Stored dataset items:
━━━━
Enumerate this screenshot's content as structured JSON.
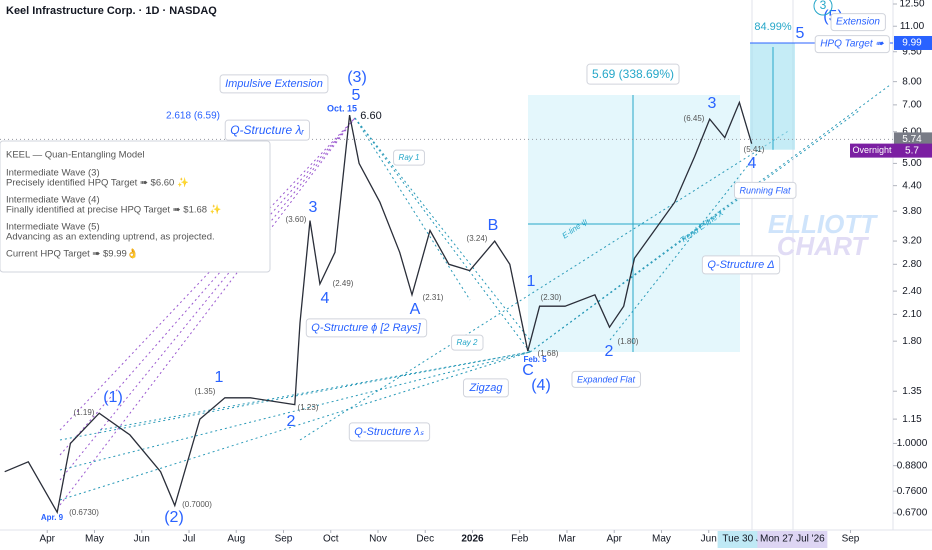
{
  "chart_data": {
    "type": "line",
    "title": "Keel Infrastructure Corp. · 1D · NASDAQ",
    "log_scale": true,
    "grid": false,
    "xlim": [
      0,
      18.9
    ],
    "ylim": [
      0.608,
      12.79
    ],
    "xticks": [
      {
        "value": 1,
        "label": "Apr"
      },
      {
        "value": 2,
        "label": "May"
      },
      {
        "value": 3,
        "label": "Jun"
      },
      {
        "value": 4,
        "label": "Jul"
      },
      {
        "value": 5,
        "label": "Aug"
      },
      {
        "value": 6,
        "label": "Sep"
      },
      {
        "value": 7,
        "label": "Oct"
      },
      {
        "value": 8,
        "label": "Nov"
      },
      {
        "value": 9,
        "label": "Dec"
      },
      {
        "value": 10,
        "label": "2026"
      },
      {
        "value": 11,
        "label": "Feb"
      },
      {
        "value": 12,
        "label": "Mar"
      },
      {
        "value": 13,
        "label": "Apr"
      },
      {
        "value": 14,
        "label": "May"
      },
      {
        "value": 15,
        "label": "Jun"
      },
      {
        "value": 18,
        "label": "Sep"
      }
    ],
    "x_highlights": [
      {
        "value": 15.78,
        "label": "Tue 30 Jul"
      },
      {
        "value": 16.77,
        "label": "Mon 27 Jul '26"
      }
    ],
    "yticks": [
      {
        "value": 12.5,
        "label": "12.50"
      },
      {
        "value": 11,
        "label": "11.00"
      },
      {
        "value": 9.5,
        "label": "9.50"
      },
      {
        "value": 8,
        "label": "8.00"
      },
      {
        "value": 7,
        "label": "7.00"
      },
      {
        "value": 6,
        "label": "6.00"
      },
      {
        "value": 5,
        "label": "5.00"
      },
      {
        "value": 4.4,
        "label": "4.40"
      },
      {
        "value": 3.8,
        "label": "3.80"
      },
      {
        "value": 3.2,
        "label": "3.20"
      },
      {
        "value": 2.8,
        "label": "2.80"
      },
      {
        "value": 2.4,
        "label": "2.40"
      },
      {
        "value": 2.1,
        "label": "2.10"
      },
      {
        "value": 1.8,
        "label": "1.80"
      },
      {
        "value": 1.35,
        "label": "1.35"
      },
      {
        "value": 1.15,
        "label": "1.15"
      },
      {
        "value": 1,
        "label": "1.0000"
      },
      {
        "value": 0.88,
        "label": "0.8800"
      },
      {
        "value": 0.76,
        "label": "0.7600"
      },
      {
        "value": 0.67,
        "label": "0.6700"
      }
    ],
    "series": [
      {
        "color": "#2a2e39",
        "x": [
          0.1,
          0.6,
          1.21,
          1.49,
          2.1,
          2.75,
          3.4,
          3.7,
          4.23,
          4.76,
          5.3,
          6.24,
          6.35,
          6.56,
          6.77,
          7.09,
          7.4,
          7.6,
          8.04,
          8.46,
          8.72,
          9.1,
          9.5,
          9.94,
          10.47,
          10.79,
          11.17,
          11.42,
          11.96,
          12.59,
          12.9,
          13.2,
          13.43,
          13.85,
          14.28,
          14.7,
          15.02,
          15.34,
          15.65,
          15.91
        ],
        "values": [
          0.85,
          0.9,
          0.673,
          1.0,
          1.19,
          1.05,
          0.85,
          0.7,
          1.15,
          1.3,
          1.3,
          1.25,
          2.0,
          3.6,
          2.5,
          3.0,
          6.6,
          5.0,
          4.0,
          3.0,
          2.35,
          3.4,
          2.8,
          2.7,
          3.2,
          2.8,
          1.7,
          2.2,
          2.2,
          2.35,
          1.95,
          2.2,
          2.9,
          3.4,
          4.0,
          5.2,
          6.45,
          5.8,
          7.1,
          5.6
        ]
      }
    ],
    "last_price": 5.74,
    "overnight": {
      "label": "Overnight",
      "value": 5.7
    },
    "target_price": 9.99,
    "info_box": [
      "KEEL — Quan-Entangling Model",
      "Intermediate Wave (3)",
      "Precisely identified HPQ Target ➠ $6.60 ✨",
      "Intermediate Wave (4)",
      "Finally identified at precise HPQ Target ➠ $1.68 ✨",
      "Intermediate Wave (5)",
      "Advancing as an extending uptrend, as projected.",
      "Current HPQ Target ➠ $9.99👌"
    ],
    "annotations": [
      "(1)",
      "(2)",
      "(3)",
      "5",
      "(4)",
      "(5)",
      "5",
      "1",
      "2",
      "3",
      "4",
      "A",
      "B",
      "C",
      "1",
      "2",
      "3",
      "4",
      "Impulsive Extension",
      "Q-Structure λᵣ",
      "2.618 (6.59)",
      "Oct. 15",
      "6.60",
      "(3.60)",
      "(2.49)",
      "(2.31)",
      "(3.24)",
      "(1.68)",
      "Feb. 5",
      "(2.30)",
      "(1.80)",
      "(1.35)",
      "(1.19)",
      "(1.23)",
      "(0.7000)",
      "(0.6730)",
      "Apr. 9",
      "(6.45)",
      "(5.41)",
      "Q-Structure ϕ [2 Rays]",
      "Ray 1",
      "Ray 2",
      "Zigzag",
      "Q-Structure λₛ",
      "Expanded Flat",
      "Running Flat",
      "Q-Structure Δ",
      "Extension",
      "HPQ Target ➠",
      "84.99%",
      "5.69 (338.69%)",
      "E-line ψ",
      "Trend E-line X",
      "ELLIOTT",
      "CHART",
      "3"
    ]
  }
}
━━━━
Job:
Using the listing above, list every line in which the string "Intermediate" occurs.

Result of the exercise:
      "Intermediate Wave (3)",
      "Intermediate Wave (4)",
      "Intermediate Wave (5)",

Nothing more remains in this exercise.